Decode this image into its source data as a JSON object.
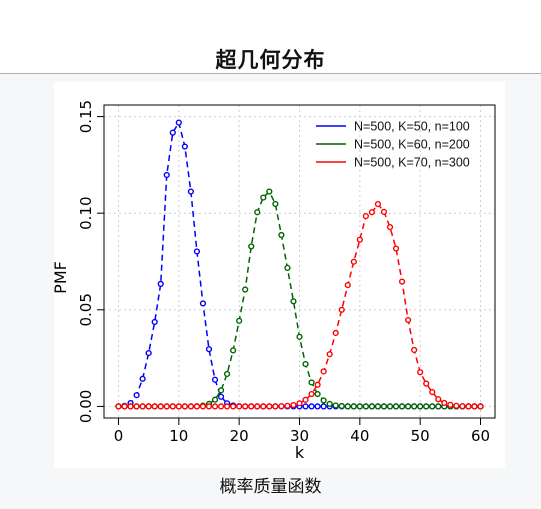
{
  "page": {
    "title": "超几何分布",
    "caption": "概率质量函数"
  },
  "chart_data": {
    "type": "line",
    "xlabel": "k",
    "ylabel": "PMF",
    "xlim": [
      0,
      60
    ],
    "ylim": [
      0,
      0.15
    ],
    "x_ticks": [
      0,
      10,
      20,
      30,
      40,
      50,
      60
    ],
    "y_ticks": [
      0.0,
      0.05,
      0.1,
      0.15
    ],
    "y_tick_labels": [
      "0.00",
      "0.05",
      "0.10",
      "0.15"
    ],
    "grid": true,
    "legend_position": "top-right",
    "series": [
      {
        "name": "N=500, K=50, n=100",
        "color": "#0000ff",
        "x": [
          0,
          1,
          2,
          3,
          4,
          5,
          6,
          7,
          8,
          9,
          10,
          11,
          12,
          13,
          14,
          15,
          16,
          17,
          18,
          19,
          20,
          21,
          22,
          23,
          24,
          25,
          26,
          27,
          28,
          29,
          30,
          31,
          32,
          33,
          34,
          35,
          36,
          37,
          38,
          39,
          40,
          41,
          42,
          43,
          44,
          45,
          46,
          47,
          48,
          49,
          50,
          51,
          52,
          53,
          54,
          55,
          56,
          57,
          58,
          59,
          60
        ],
        "values": [
          0.0,
          0.0003,
          0.0017,
          0.0058,
          0.0143,
          0.0276,
          0.0437,
          0.0634,
          0.1198,
          0.1417,
          0.1469,
          0.1345,
          0.1112,
          0.0802,
          0.0533,
          0.0296,
          0.0138,
          0.005,
          0.0016,
          0.0005,
          0.0001,
          0.0,
          0.0,
          0.0,
          0.0,
          0.0,
          0.0,
          0.0,
          0.0,
          0.0,
          0.0,
          0.0,
          0.0,
          0.0,
          0.0,
          0.0,
          0.0,
          0.0,
          0.0,
          0.0,
          0.0,
          0.0,
          0.0,
          0.0,
          0.0,
          0.0,
          0.0,
          0.0,
          0.0,
          0.0,
          0.0,
          0.0,
          0.0,
          0.0,
          0.0,
          0.0,
          0.0,
          0.0,
          0.0,
          0.0,
          0.0
        ]
      },
      {
        "name": "N=500, K=60, n=200",
        "color": "#006400",
        "x": [
          0,
          1,
          2,
          3,
          4,
          5,
          6,
          7,
          8,
          9,
          10,
          11,
          12,
          13,
          14,
          15,
          16,
          17,
          18,
          19,
          20,
          21,
          22,
          23,
          24,
          25,
          26,
          27,
          28,
          29,
          30,
          31,
          32,
          33,
          34,
          35,
          36,
          37,
          38,
          39,
          40,
          41,
          42,
          43,
          44,
          45,
          46,
          47,
          48,
          49,
          50,
          51,
          52,
          53,
          54,
          55,
          56,
          57,
          58,
          59,
          60
        ],
        "values": [
          0.0,
          0.0,
          0.0,
          0.0,
          0.0,
          0.0,
          0.0,
          0.0,
          0.0,
          0.0,
          0.0,
          0.0,
          0.0,
          0.0001,
          0.0004,
          0.0013,
          0.0035,
          0.0083,
          0.0168,
          0.029,
          0.0443,
          0.0605,
          0.0828,
          0.1005,
          0.1081,
          0.1112,
          0.1048,
          0.0887,
          0.0717,
          0.0544,
          0.036,
          0.0219,
          0.0124,
          0.0064,
          0.0031,
          0.0013,
          0.0005,
          0.0002,
          0.0,
          0.0,
          0.0,
          0.0,
          0.0,
          0.0,
          0.0,
          0.0,
          0.0,
          0.0,
          0.0,
          0.0,
          0.0,
          0.0,
          0.0,
          0.0,
          0.0,
          0.0,
          0.0,
          0.0,
          0.0,
          0.0,
          0.0
        ]
      },
      {
        "name": "N=500, K=70, n=300",
        "color": "#ff0000",
        "x": [
          0,
          1,
          2,
          3,
          4,
          5,
          6,
          7,
          8,
          9,
          10,
          11,
          12,
          13,
          14,
          15,
          16,
          17,
          18,
          19,
          20,
          21,
          22,
          23,
          24,
          25,
          26,
          27,
          28,
          29,
          30,
          31,
          32,
          33,
          34,
          35,
          36,
          37,
          38,
          39,
          40,
          41,
          42,
          43,
          44,
          45,
          46,
          47,
          48,
          49,
          50,
          51,
          52,
          53,
          54,
          55,
          56,
          57,
          58,
          59,
          60
        ],
        "values": [
          0.0,
          0.0,
          0.0,
          0.0,
          0.0,
          0.0,
          0.0,
          0.0,
          0.0,
          0.0,
          0.0,
          0.0,
          0.0,
          0.0,
          0.0,
          0.0,
          0.0,
          0.0,
          0.0,
          0.0,
          0.0,
          0.0,
          0.0,
          0.0,
          0.0,
          0.0,
          0.0,
          0.0001,
          0.0003,
          0.0007,
          0.0016,
          0.0034,
          0.0064,
          0.0112,
          0.0181,
          0.027,
          0.038,
          0.05,
          0.0628,
          0.0749,
          0.0863,
          0.0985,
          0.1005,
          0.1047,
          0.1007,
          0.0928,
          0.0817,
          0.0646,
          0.0447,
          0.0292,
          0.0177,
          0.0118,
          0.0074,
          0.0037,
          0.0018,
          0.0008,
          0.0003,
          0.0001,
          0.0,
          0.0,
          0.0
        ]
      }
    ]
  }
}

## WHAT YOU SHOULD DO
The records above must be echoed exactly, minus their pictures.

## REPLY
Decode this image into its source data as a JSON object.
{
  "page": {
    "title": "超几何分布",
    "caption": "概率质量函数"
  },
  "chart_data": {
    "type": "line",
    "xlabel": "k",
    "ylabel": "PMF",
    "xlim": [
      0,
      60
    ],
    "ylim": [
      0,
      0.15
    ],
    "x_ticks": [
      0,
      10,
      20,
      30,
      40,
      50,
      60
    ],
    "y_ticks": [
      0.0,
      0.05,
      0.1,
      0.15
    ],
    "y_tick_labels": [
      "0.00",
      "0.05",
      "0.10",
      "0.15"
    ],
    "grid": true,
    "legend_position": "top-right",
    "series": [
      {
        "name": "N=500, K=50, n=100",
        "color": "#0000ff",
        "x": [
          0,
          1,
          2,
          3,
          4,
          5,
          6,
          7,
          8,
          9,
          10,
          11,
          12,
          13,
          14,
          15,
          16,
          17,
          18,
          19,
          20,
          21,
          22,
          23,
          24,
          25,
          26,
          27,
          28,
          29,
          30,
          31,
          32,
          33,
          34,
          35,
          36,
          37,
          38,
          39,
          40,
          41,
          42,
          43,
          44,
          45,
          46,
          47,
          48,
          49,
          50,
          51,
          52,
          53,
          54,
          55,
          56,
          57,
          58,
          59,
          60
        ],
        "values": [
          0.0,
          0.0003,
          0.0017,
          0.0058,
          0.0143,
          0.0276,
          0.0437,
          0.0634,
          0.1198,
          0.1417,
          0.1469,
          0.1345,
          0.1112,
          0.0802,
          0.0533,
          0.0296,
          0.0138,
          0.005,
          0.0016,
          0.0005,
          0.0001,
          0.0,
          0.0,
          0.0,
          0.0,
          0.0,
          0.0,
          0.0,
          0.0,
          0.0,
          0.0,
          0.0,
          0.0,
          0.0,
          0.0,
          0.0,
          0.0,
          0.0,
          0.0,
          0.0,
          0.0,
          0.0,
          0.0,
          0.0,
          0.0,
          0.0,
          0.0,
          0.0,
          0.0,
          0.0,
          0.0,
          0.0,
          0.0,
          0.0,
          0.0,
          0.0,
          0.0,
          0.0,
          0.0,
          0.0,
          0.0
        ]
      },
      {
        "name": "N=500, K=60, n=200",
        "color": "#006400",
        "x": [
          0,
          1,
          2,
          3,
          4,
          5,
          6,
          7,
          8,
          9,
          10,
          11,
          12,
          13,
          14,
          15,
          16,
          17,
          18,
          19,
          20,
          21,
          22,
          23,
          24,
          25,
          26,
          27,
          28,
          29,
          30,
          31,
          32,
          33,
          34,
          35,
          36,
          37,
          38,
          39,
          40,
          41,
          42,
          43,
          44,
          45,
          46,
          47,
          48,
          49,
          50,
          51,
          52,
          53,
          54,
          55,
          56,
          57,
          58,
          59,
          60
        ],
        "values": [
          0.0,
          0.0,
          0.0,
          0.0,
          0.0,
          0.0,
          0.0,
          0.0,
          0.0,
          0.0,
          0.0,
          0.0,
          0.0,
          0.0001,
          0.0004,
          0.0013,
          0.0035,
          0.0083,
          0.0168,
          0.029,
          0.0443,
          0.0605,
          0.0828,
          0.1005,
          0.1081,
          0.1112,
          0.1048,
          0.0887,
          0.0717,
          0.0544,
          0.036,
          0.0219,
          0.0124,
          0.0064,
          0.0031,
          0.0013,
          0.0005,
          0.0002,
          0.0,
          0.0,
          0.0,
          0.0,
          0.0,
          0.0,
          0.0,
          0.0,
          0.0,
          0.0,
          0.0,
          0.0,
          0.0,
          0.0,
          0.0,
          0.0,
          0.0,
          0.0,
          0.0,
          0.0,
          0.0,
          0.0,
          0.0
        ]
      },
      {
        "name": "N=500, K=70, n=300",
        "color": "#ff0000",
        "x": [
          0,
          1,
          2,
          3,
          4,
          5,
          6,
          7,
          8,
          9,
          10,
          11,
          12,
          13,
          14,
          15,
          16,
          17,
          18,
          19,
          20,
          21,
          22,
          23,
          24,
          25,
          26,
          27,
          28,
          29,
          30,
          31,
          32,
          33,
          34,
          35,
          36,
          37,
          38,
          39,
          40,
          41,
          42,
          43,
          44,
          45,
          46,
          47,
          48,
          49,
          50,
          51,
          52,
          53,
          54,
          55,
          56,
          57,
          58,
          59,
          60
        ],
        "values": [
          0.0,
          0.0,
          0.0,
          0.0,
          0.0,
          0.0,
          0.0,
          0.0,
          0.0,
          0.0,
          0.0,
          0.0,
          0.0,
          0.0,
          0.0,
          0.0,
          0.0,
          0.0,
          0.0,
          0.0,
          0.0,
          0.0,
          0.0,
          0.0,
          0.0,
          0.0,
          0.0,
          0.0001,
          0.0003,
          0.0007,
          0.0016,
          0.0034,
          0.0064,
          0.0112,
          0.0181,
          0.027,
          0.038,
          0.05,
          0.0628,
          0.0749,
          0.0863,
          0.0985,
          0.1005,
          0.1047,
          0.1007,
          0.0928,
          0.0817,
          0.0646,
          0.0447,
          0.0292,
          0.0177,
          0.0118,
          0.0074,
          0.0037,
          0.0018,
          0.0008,
          0.0003,
          0.0001,
          0.0,
          0.0,
          0.0
        ]
      }
    ]
  }
}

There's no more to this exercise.